> [Records provided]:
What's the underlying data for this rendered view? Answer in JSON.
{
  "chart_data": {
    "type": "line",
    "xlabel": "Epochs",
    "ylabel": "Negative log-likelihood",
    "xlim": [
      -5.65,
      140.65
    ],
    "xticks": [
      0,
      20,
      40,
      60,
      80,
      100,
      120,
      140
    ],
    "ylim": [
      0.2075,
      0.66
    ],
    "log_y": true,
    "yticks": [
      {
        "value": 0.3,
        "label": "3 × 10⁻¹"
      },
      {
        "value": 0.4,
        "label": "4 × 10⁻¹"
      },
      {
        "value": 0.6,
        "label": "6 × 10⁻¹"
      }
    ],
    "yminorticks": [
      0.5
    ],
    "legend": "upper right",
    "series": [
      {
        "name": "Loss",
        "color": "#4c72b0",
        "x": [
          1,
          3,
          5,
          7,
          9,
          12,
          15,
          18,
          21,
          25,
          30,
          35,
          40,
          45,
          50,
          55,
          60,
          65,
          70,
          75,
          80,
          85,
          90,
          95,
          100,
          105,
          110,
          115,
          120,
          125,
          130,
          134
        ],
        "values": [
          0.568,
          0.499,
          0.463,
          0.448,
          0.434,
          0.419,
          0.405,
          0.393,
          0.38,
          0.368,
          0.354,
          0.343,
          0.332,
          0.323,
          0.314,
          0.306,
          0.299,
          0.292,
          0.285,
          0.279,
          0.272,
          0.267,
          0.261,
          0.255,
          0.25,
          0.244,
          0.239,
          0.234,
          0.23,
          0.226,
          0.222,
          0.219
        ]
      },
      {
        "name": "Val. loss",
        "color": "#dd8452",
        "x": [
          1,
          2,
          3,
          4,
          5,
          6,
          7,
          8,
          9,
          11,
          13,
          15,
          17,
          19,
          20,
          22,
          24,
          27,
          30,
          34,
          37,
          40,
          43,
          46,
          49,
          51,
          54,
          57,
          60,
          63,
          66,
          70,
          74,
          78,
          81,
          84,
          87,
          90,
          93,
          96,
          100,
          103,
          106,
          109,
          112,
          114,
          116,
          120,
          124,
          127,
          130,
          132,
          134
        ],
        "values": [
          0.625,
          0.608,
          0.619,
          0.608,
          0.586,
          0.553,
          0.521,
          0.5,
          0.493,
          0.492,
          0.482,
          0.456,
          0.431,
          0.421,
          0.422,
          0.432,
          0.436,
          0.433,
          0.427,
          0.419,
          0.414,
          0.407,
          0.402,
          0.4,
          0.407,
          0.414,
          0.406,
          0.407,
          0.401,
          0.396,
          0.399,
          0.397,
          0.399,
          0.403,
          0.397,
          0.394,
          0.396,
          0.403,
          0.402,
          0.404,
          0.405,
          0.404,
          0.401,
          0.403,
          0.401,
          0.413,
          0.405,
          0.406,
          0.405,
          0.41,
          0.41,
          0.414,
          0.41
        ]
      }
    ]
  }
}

> [What is needed]:
Above are some records; repeat all of them exactly.

> [Result of this task]:
What's the underlying data for this rendered view? Answer in JSON.
{
  "chart_data": {
    "type": "line",
    "xlabel": "Epochs",
    "ylabel": "Negative log-likelihood",
    "xlim": [
      -5.65,
      140.65
    ],
    "xticks": [
      0,
      20,
      40,
      60,
      80,
      100,
      120,
      140
    ],
    "ylim": [
      0.2075,
      0.66
    ],
    "log_y": true,
    "yticks": [
      {
        "value": 0.3,
        "label": "3 × 10⁻¹"
      },
      {
        "value": 0.4,
        "label": "4 × 10⁻¹"
      },
      {
        "value": 0.6,
        "label": "6 × 10⁻¹"
      }
    ],
    "yminorticks": [
      0.5
    ],
    "legend": "upper right",
    "series": [
      {
        "name": "Loss",
        "color": "#4c72b0",
        "x": [
          1,
          3,
          5,
          7,
          9,
          12,
          15,
          18,
          21,
          25,
          30,
          35,
          40,
          45,
          50,
          55,
          60,
          65,
          70,
          75,
          80,
          85,
          90,
          95,
          100,
          105,
          110,
          115,
          120,
          125,
          130,
          134
        ],
        "values": [
          0.568,
          0.499,
          0.463,
          0.448,
          0.434,
          0.419,
          0.405,
          0.393,
          0.38,
          0.368,
          0.354,
          0.343,
          0.332,
          0.323,
          0.314,
          0.306,
          0.299,
          0.292,
          0.285,
          0.279,
          0.272,
          0.267,
          0.261,
          0.255,
          0.25,
          0.244,
          0.239,
          0.234,
          0.23,
          0.226,
          0.222,
          0.219
        ]
      },
      {
        "name": "Val. loss",
        "color": "#dd8452",
        "x": [
          1,
          2,
          3,
          4,
          5,
          6,
          7,
          8,
          9,
          11,
          13,
          15,
          17,
          19,
          20,
          22,
          24,
          27,
          30,
          34,
          37,
          40,
          43,
          46,
          49,
          51,
          54,
          57,
          60,
          63,
          66,
          70,
          74,
          78,
          81,
          84,
          87,
          90,
          93,
          96,
          100,
          103,
          106,
          109,
          112,
          114,
          116,
          120,
          124,
          127,
          130,
          132,
          134
        ],
        "values": [
          0.625,
          0.608,
          0.619,
          0.608,
          0.586,
          0.553,
          0.521,
          0.5,
          0.493,
          0.492,
          0.482,
          0.456,
          0.431,
          0.421,
          0.422,
          0.432,
          0.436,
          0.433,
          0.427,
          0.419,
          0.414,
          0.407,
          0.402,
          0.4,
          0.407,
          0.414,
          0.406,
          0.407,
          0.401,
          0.396,
          0.399,
          0.397,
          0.399,
          0.403,
          0.397,
          0.394,
          0.396,
          0.403,
          0.402,
          0.404,
          0.405,
          0.404,
          0.401,
          0.403,
          0.401,
          0.413,
          0.405,
          0.406,
          0.405,
          0.41,
          0.41,
          0.414,
          0.41
        ]
      }
    ]
  }
}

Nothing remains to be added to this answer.